Task prompt => Transcribe all of the material below word for word and leave out its pictures.

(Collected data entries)
.....

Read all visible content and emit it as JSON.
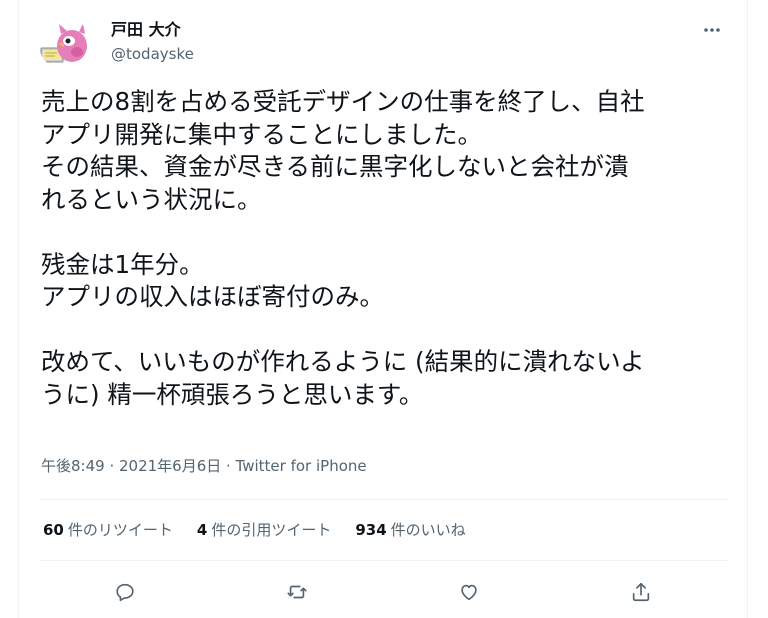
{
  "user": {
    "display_name": "戸田 大介",
    "handle": "@todayske",
    "avatar_icon": "pink-bird-avatar-icon"
  },
  "tweet": {
    "text": "売上の8割を占める受託デザインの仕事を終了し、自社\nアプリ開発に集中することにしました。\nその結果、資金が尽きる前に黒字化しないと会社が潰\nれるという状況に。\n\n残金は1年分。\nアプリの収入はほぼ寄付のみ。\n\n改めて、いいものが作れるように (結果的に潰れないよ\nうに) 精一杯頑張ろうと思います。",
    "meta": "午後8:49 · 2021年6月6日 · Twitter for iPhone"
  },
  "stats": {
    "retweets_count": "60",
    "retweets_label": "件のリツイート",
    "quotes_count": "4",
    "quotes_label": "件の引用ツイート",
    "likes_count": "934",
    "likes_label": "件のいいね"
  },
  "actions": {
    "reply_icon": "reply-icon",
    "retweet_icon": "retweet-icon",
    "like_icon": "heart-icon",
    "share_icon": "share-icon",
    "more_icon": "more-icon"
  },
  "colors": {
    "text_primary": "#0f1419",
    "text_secondary": "#536471",
    "divider": "#eff3f4",
    "avatar_pink": "#e57fb7"
  }
}
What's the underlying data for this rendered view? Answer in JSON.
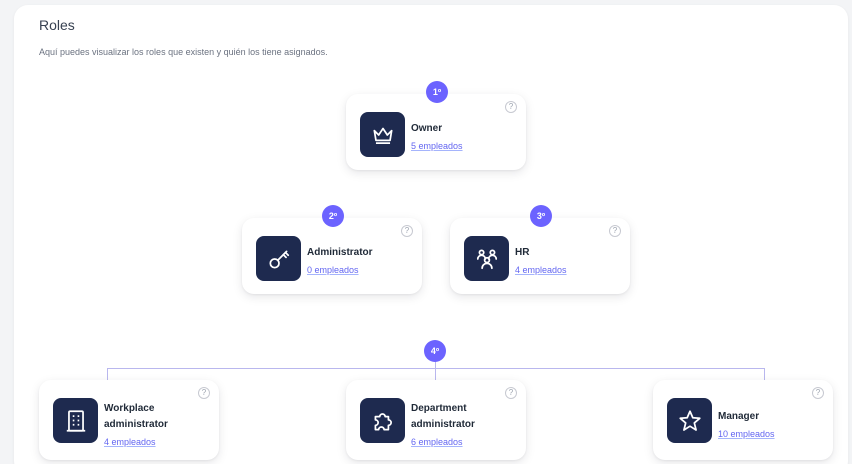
{
  "header": {
    "title": "Roles",
    "subtitle": "Aquí puedes visualizar los roles que existen y quién los tiene asignados."
  },
  "help_symbol": "?",
  "colors": {
    "accent": "#6c63ff",
    "icon_bg": "#1e2a4f",
    "link": "#6366f1",
    "connector": "#b9b7ee"
  },
  "roles": [
    {
      "rank": "1º",
      "name": "Owner",
      "count": "5 empleados",
      "icon": "crown-icon"
    },
    {
      "rank": "2º",
      "name": "Administrator",
      "count": "0 empleados",
      "icon": "key-icon"
    },
    {
      "rank": "3º",
      "name": "HR",
      "count": "4 empleados",
      "icon": "people-icon"
    },
    {
      "rank": "4º",
      "name": "Workplace administrator",
      "count": "4 empleados",
      "icon": "building-icon"
    },
    {
      "rank": "4º",
      "name": "Department administrator",
      "count": "6 empleados",
      "icon": "puzzle-icon"
    },
    {
      "rank": "4º",
      "name": "Manager",
      "count": "10 empleados",
      "icon": "star-icon"
    }
  ]
}
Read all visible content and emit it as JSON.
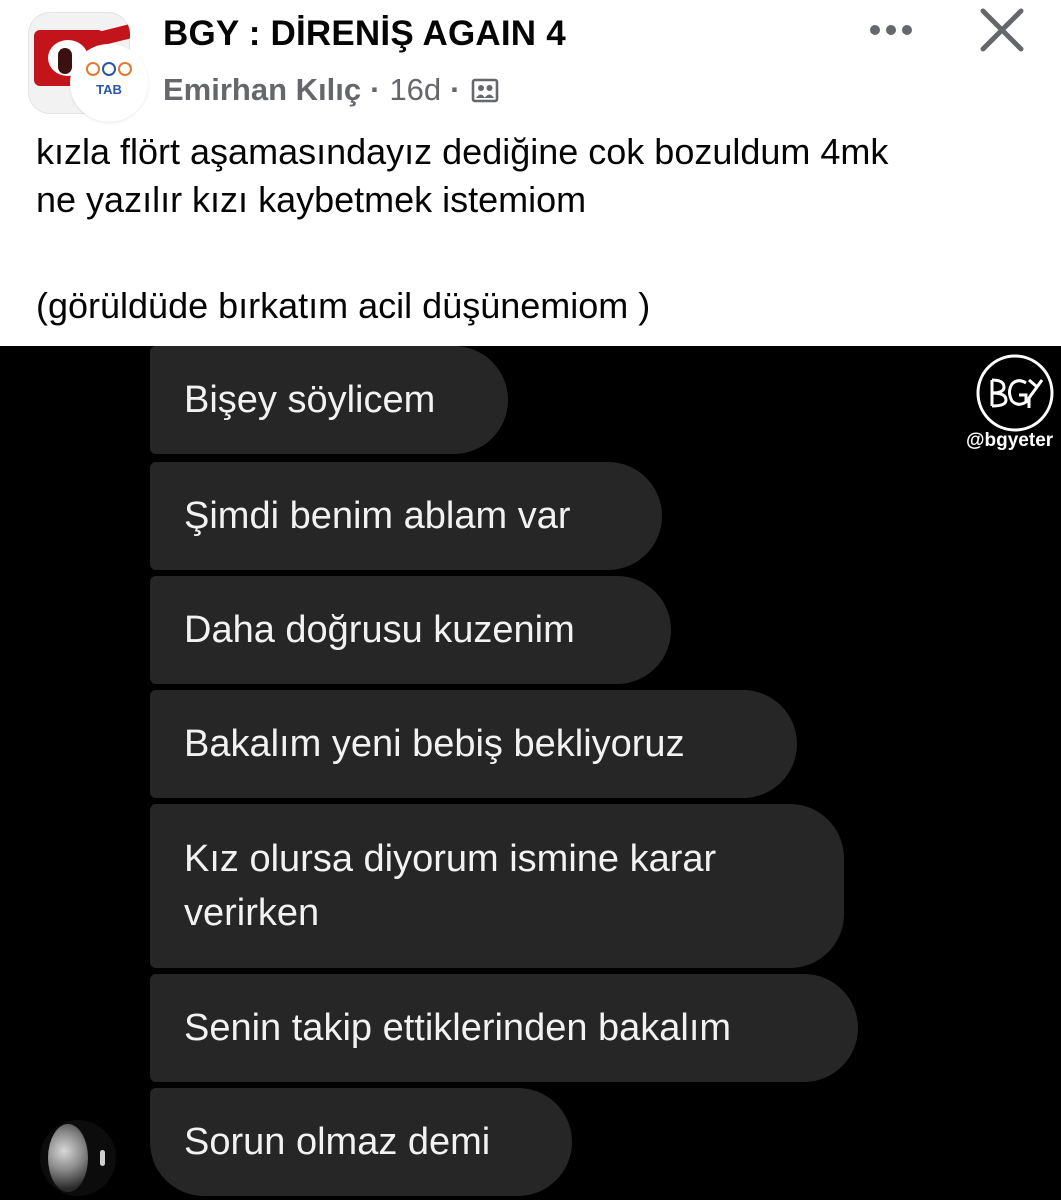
{
  "post": {
    "group_name": "BGY : DİRENİŞ AGAIN 4",
    "author": "Emirhan Kılıç",
    "time": "16d",
    "separator": "·",
    "user_avatar_text": "TAB",
    "body_line1": "kızla flört aşamasındayız dediğine cok bozuldum 4mk",
    "body_line2": "ne yazılır kızı kaybetmek istemiom",
    "body_line3": "(görüldüde bırkatım acil düşünemiom )",
    "icons": {
      "more": "more-options-icon",
      "close": "close-icon",
      "privacy": "group-members-icon"
    }
  },
  "chat": {
    "messages": [
      "Bişey söylicem",
      "Şimdi benim ablam var",
      "Daha doğrusu kuzenim",
      "Bakalım yeni bebiş bekliyoruz",
      "Kız olursa diyorum ismine karar verirken",
      "Senin takip ettiklerinden bakalım",
      "Sorun olmaz demi"
    ],
    "bubble_color": "#262626",
    "background": "#000000"
  },
  "watermark": {
    "logo_text": "BGY",
    "handle": "@bgyeter"
  }
}
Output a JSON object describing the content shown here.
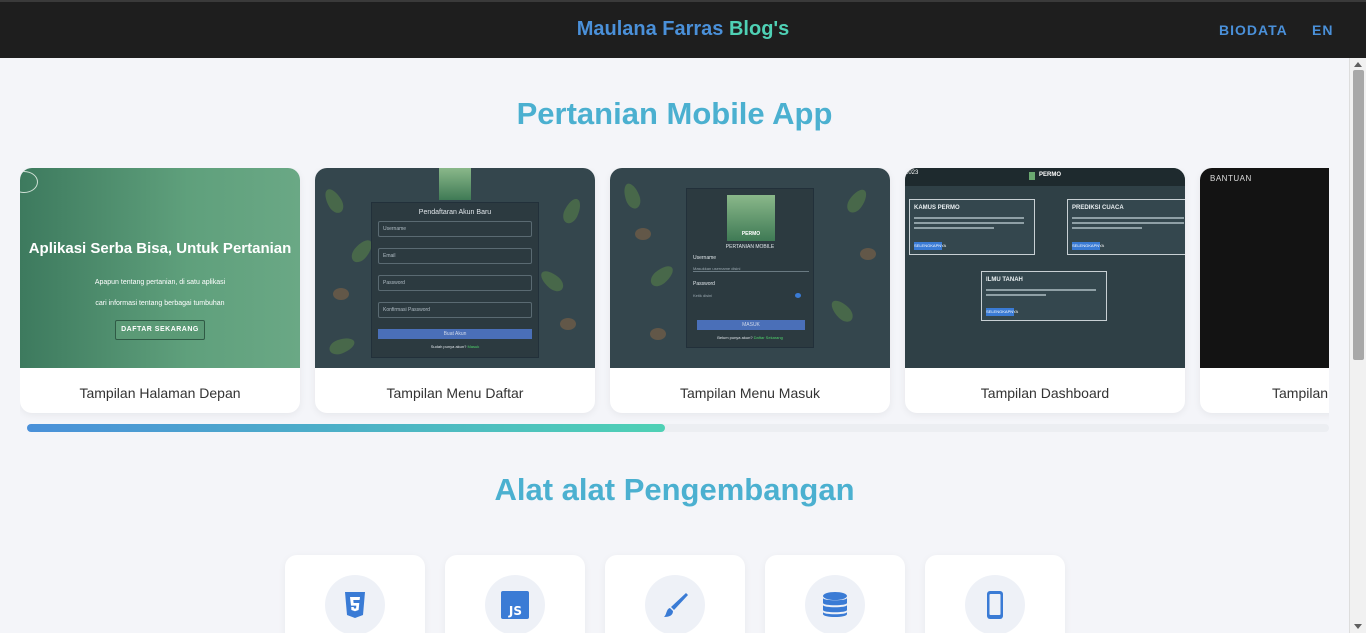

.....

Worked solution =>
Read all visible content and emit it as JSON.
{
  "user": {
    "display_name": "戸田 大介",
    "handle": "@todayske",
    "avatar_icon": "pink-bird-avatar-icon"
  },
  "tweet": {
    "text": "売上の8割を占める受託デザインの仕事を終了し、自社\nアプリ開発に集中することにしました。\nその結果、資金が尽きる前に黒字化しないと会社が潰\nれるという状況に。\n\n残金は1年分。\nアプリの収入はほぼ寄付のみ。\n\n改めて、いいものが作れるように (結果的に潰れないよ\nうに) 精一杯頑張ろうと思います。",
    "meta": "午後8:49 · 2021年6月6日 · Twitter for iPhone"
  },
  "stats": {
    "retweets_count": "60",
    "retweets_label": "件のリツイート",
    "quotes_count": "4",
    "quotes_label": "件の引用ツイート",
    "likes_count": "934",
    "likes_label": "件のいいね"
  },
  "actions": {
    "reply_icon": "reply-icon",
    "retweet_icon": "retweet-icon",
    "like_icon": "heart-icon",
    "share_icon": "share-icon",
    "more_icon": "more-icon"
  },
  "colors": {
    "text_primary": "#0f1419",
    "text_secondary": "#536471",
    "divider": "#eff3f4",
    "avatar_pink": "#e57fb7"
  }
}
What's the underlying data for this rendered view? Answer in JSON.
{
  "header": {
    "title": "Roles",
    "subtitle": "Aquí puedes visualizar los roles que existen y quién los tiene asignados."
  },
  "help_symbol": "?",
  "colors": {
    "accent": "#6c63ff",
    "icon_bg": "#1e2a4f",
    "link": "#6366f1",
    "connector": "#b9b7ee"
  },
  "roles": [
    {
      "rank": "1º",
      "name": "Owner",
      "count": "5 empleados",
      "icon": "crown-icon"
    },
    {
      "rank": "2º",
      "name": "Administrator",
      "count": "0 empleados",
      "icon": "key-icon"
    },
    {
      "rank": "3º",
      "name": "HR",
      "count": "4 empleados",
      "icon": "people-icon"
    },
    {
      "rank": "4º",
      "name": "Workplace administrator",
      "count": "4 empleados",
      "icon": "building-icon"
    },
    {
      "rank": "4º",
      "name": "Department administrator",
      "count": "6 empleados",
      "icon": "puzzle-icon"
    },
    {
      "rank": "4º",
      "name": "Manager",
      "count": "10 empleados",
      "icon": "star-icon"
    }
  ]
}
Read all visible content and emit it as JSON.
{
  "post": {
    "group_name": "BGY : DİRENİŞ AGAIN 4",
    "author": "Emirhan Kılıç",
    "time": "16d",
    "separator": "·",
    "user_avatar_text": "TAB",
    "body_line1": "kızla flört aşamasındayız dediğine cok bozuldum 4mk",
    "body_line2": "ne yazılır kızı kaybetmek istemiom",
    "body_line3": "(görüldüde bırkatım acil düşünemiom )",
    "icons": {
      "more": "more-options-icon",
      "close": "close-icon",
      "privacy": "group-members-icon"
    }
  },
  "chat": {
    "messages": [
      "Bişey söylicem",
      "Şimdi benim ablam var",
      "Daha doğrusu kuzenim",
      "Bakalım yeni bebiş bekliyoruz",
      "Kız olursa diyorum ismine karar verirken",
      "Senin takip ettiklerinden bakalım",
      "Sorun olmaz demi"
    ],
    "bubble_color": "#262626",
    "background": "#000000"
  },
  "watermark": {
    "logo_text": "BGY",
    "handle": "@bgyeter"
  }
}
Output a JSON object describing the content shown here.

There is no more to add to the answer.